__PROBLEM__.
Find the string "JSON" in the records. Copy every line it appears in.

***

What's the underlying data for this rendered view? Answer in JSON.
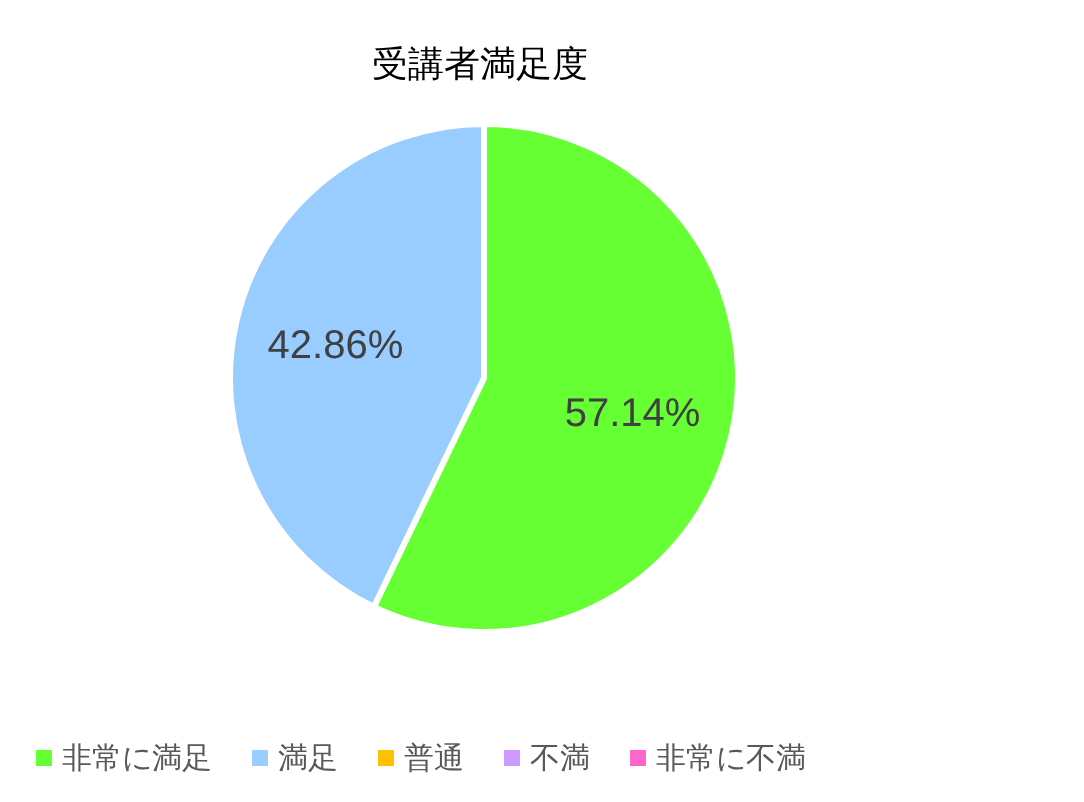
{
  "chart_data": {
    "type": "pie",
    "title": "受講者満足度",
    "categories": [
      "非常に満足",
      "満足",
      "普通",
      "不満",
      "非常に不満"
    ],
    "values": [
      57.14,
      42.86,
      0,
      0,
      0
    ],
    "colors": [
      "#66ff33",
      "#99ccff",
      "#ffc000",
      "#cc99ff",
      "#ff66cc"
    ],
    "value_labels": [
      "57.14%",
      "42.86%",
      null,
      null,
      null
    ],
    "legend": "bottom"
  }
}
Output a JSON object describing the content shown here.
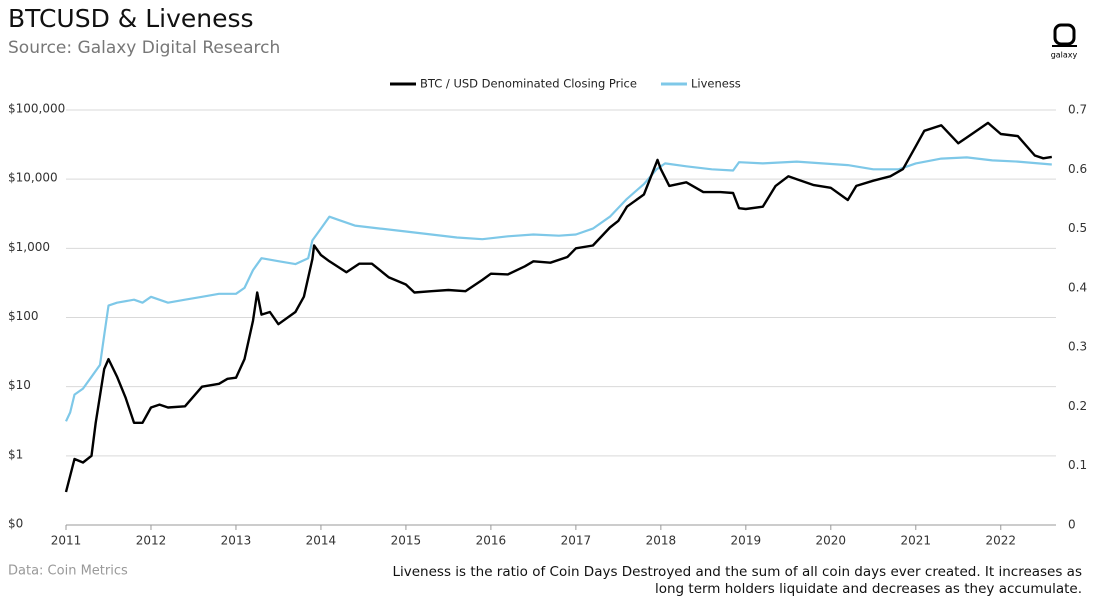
{
  "chart_data": {
    "type": "line",
    "title": "BTCUSD & Liveness",
    "subtitle": "Source: Galaxy Digital Research",
    "logo": "galaxy",
    "source": "Data: Coin Metrics",
    "note": "Liveness is the ratio of Coin Days Destroyed and the sum of all coin days ever created. It increases as long term holders liquidate and decreases as they accumulate.",
    "ylog": true,
    "grid": true,
    "legend": "top",
    "xlim": [
      2011,
      2022.65
    ],
    "xticks": [
      2011,
      2012,
      2013,
      2014,
      2015,
      2016,
      2017,
      2018,
      2019,
      2020,
      2021,
      2022
    ],
    "ylim": [
      0.1,
      100000
    ],
    "yticks": [
      {
        "value": 0.1,
        "label": "$0"
      },
      {
        "value": 1,
        "label": "$1"
      },
      {
        "value": 10,
        "label": "$10"
      },
      {
        "value": 100,
        "label": "$100"
      },
      {
        "value": 1000,
        "label": "$1,000"
      },
      {
        "value": 10000,
        "label": "$10,000"
      },
      {
        "value": 100000,
        "label": "$100,000"
      }
    ],
    "y2lim": [
      0,
      0.7
    ],
    "y2ticks": [
      0,
      0.1,
      0.2,
      0.3,
      0.4,
      0.5,
      0.6,
      0.7
    ],
    "series": [
      {
        "name": "BTC / USD Denominated Closing Price",
        "color": "#000000",
        "x": [
          2011.0,
          2011.1,
          2011.2,
          2011.3,
          2011.35,
          2011.45,
          2011.5,
          2011.6,
          2011.7,
          2011.8,
          2011.9,
          2012.0,
          2012.1,
          2012.2,
          2012.4,
          2012.6,
          2012.8,
          2012.9,
          2013.0,
          2013.1,
          2013.2,
          2013.25,
          2013.3,
          2013.4,
          2013.5,
          2013.7,
          2013.8,
          2013.9,
          2013.92,
          2014.0,
          2014.1,
          2014.3,
          2014.45,
          2014.6,
          2014.8,
          2015.0,
          2015.1,
          2015.3,
          2015.5,
          2015.7,
          2015.9,
          2016.0,
          2016.2,
          2016.4,
          2016.5,
          2016.7,
          2016.9,
          2017.0,
          2017.2,
          2017.4,
          2017.5,
          2017.6,
          2017.8,
          2017.96,
          2018.0,
          2018.1,
          2018.3,
          2018.5,
          2018.7,
          2018.85,
          2018.92,
          2019.0,
          2019.2,
          2019.35,
          2019.5,
          2019.6,
          2019.8,
          2020.0,
          2020.2,
          2020.3,
          2020.5,
          2020.7,
          2020.85,
          2021.0,
          2021.1,
          2021.3,
          2021.5,
          2021.6,
          2021.85,
          2022.0,
          2022.2,
          2022.4,
          2022.5,
          2022.6
        ],
        "values": [
          0.3,
          0.9,
          0.8,
          1.0,
          3,
          18,
          25,
          14,
          7,
          3,
          3,
          5,
          5.5,
          5,
          5.2,
          10,
          11,
          13,
          13.5,
          25,
          90,
          230,
          110,
          120,
          80,
          120,
          200,
          700,
          1100,
          800,
          650,
          450,
          600,
          600,
          380,
          300,
          230,
          240,
          250,
          240,
          350,
          430,
          420,
          550,
          650,
          620,
          750,
          1000,
          1100,
          2000,
          2500,
          4000,
          6000,
          19000,
          14000,
          8000,
          9000,
          6500,
          6500,
          6300,
          3800,
          3700,
          4000,
          8000,
          11000,
          10000,
          8200,
          7500,
          5000,
          8000,
          9500,
          11000,
          14000,
          30000,
          50000,
          60000,
          33000,
          40000,
          65000,
          45000,
          42000,
          22000,
          20000,
          21000
        ]
      },
      {
        "name": "Liveness",
        "color": "#7ec8e8",
        "axis": "y2",
        "x": [
          2011.0,
          2011.05,
          2011.1,
          2011.2,
          2011.3,
          2011.4,
          2011.45,
          2011.5,
          2011.6,
          2011.8,
          2011.9,
          2012.0,
          2012.2,
          2012.4,
          2012.6,
          2012.8,
          2013.0,
          2013.1,
          2013.2,
          2013.3,
          2013.5,
          2013.7,
          2013.85,
          2013.9,
          2014.0,
          2014.1,
          2014.2,
          2014.4,
          2014.7,
          2015.0,
          2015.3,
          2015.6,
          2015.9,
          2016.2,
          2016.5,
          2016.8,
          2017.0,
          2017.2,
          2017.4,
          2017.6,
          2017.8,
          2017.95,
          2018.05,
          2018.3,
          2018.6,
          2018.85,
          2018.92,
          2019.2,
          2019.6,
          2019.9,
          2020.2,
          2020.5,
          2020.8,
          2021.0,
          2021.3,
          2021.6,
          2021.9,
          2022.2,
          2022.6
        ],
        "values": [
          0.175,
          0.19,
          0.22,
          0.23,
          0.25,
          0.27,
          0.32,
          0.37,
          0.375,
          0.38,
          0.375,
          0.385,
          0.375,
          0.38,
          0.385,
          0.39,
          0.39,
          0.4,
          0.43,
          0.45,
          0.445,
          0.44,
          0.45,
          0.48,
          0.5,
          0.52,
          0.515,
          0.505,
          0.5,
          0.495,
          0.49,
          0.485,
          0.482,
          0.487,
          0.49,
          0.488,
          0.49,
          0.5,
          0.52,
          0.55,
          0.575,
          0.6,
          0.61,
          0.605,
          0.6,
          0.598,
          0.612,
          0.61,
          0.613,
          0.61,
          0.607,
          0.6,
          0.6,
          0.61,
          0.618,
          0.62,
          0.615,
          0.613,
          0.608
        ]
      }
    ]
  }
}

***

__WORKED SOLUTION__.
What's the underlying data for this rendered view? Answer in JSON.
Output a JSON object describing the content shown here.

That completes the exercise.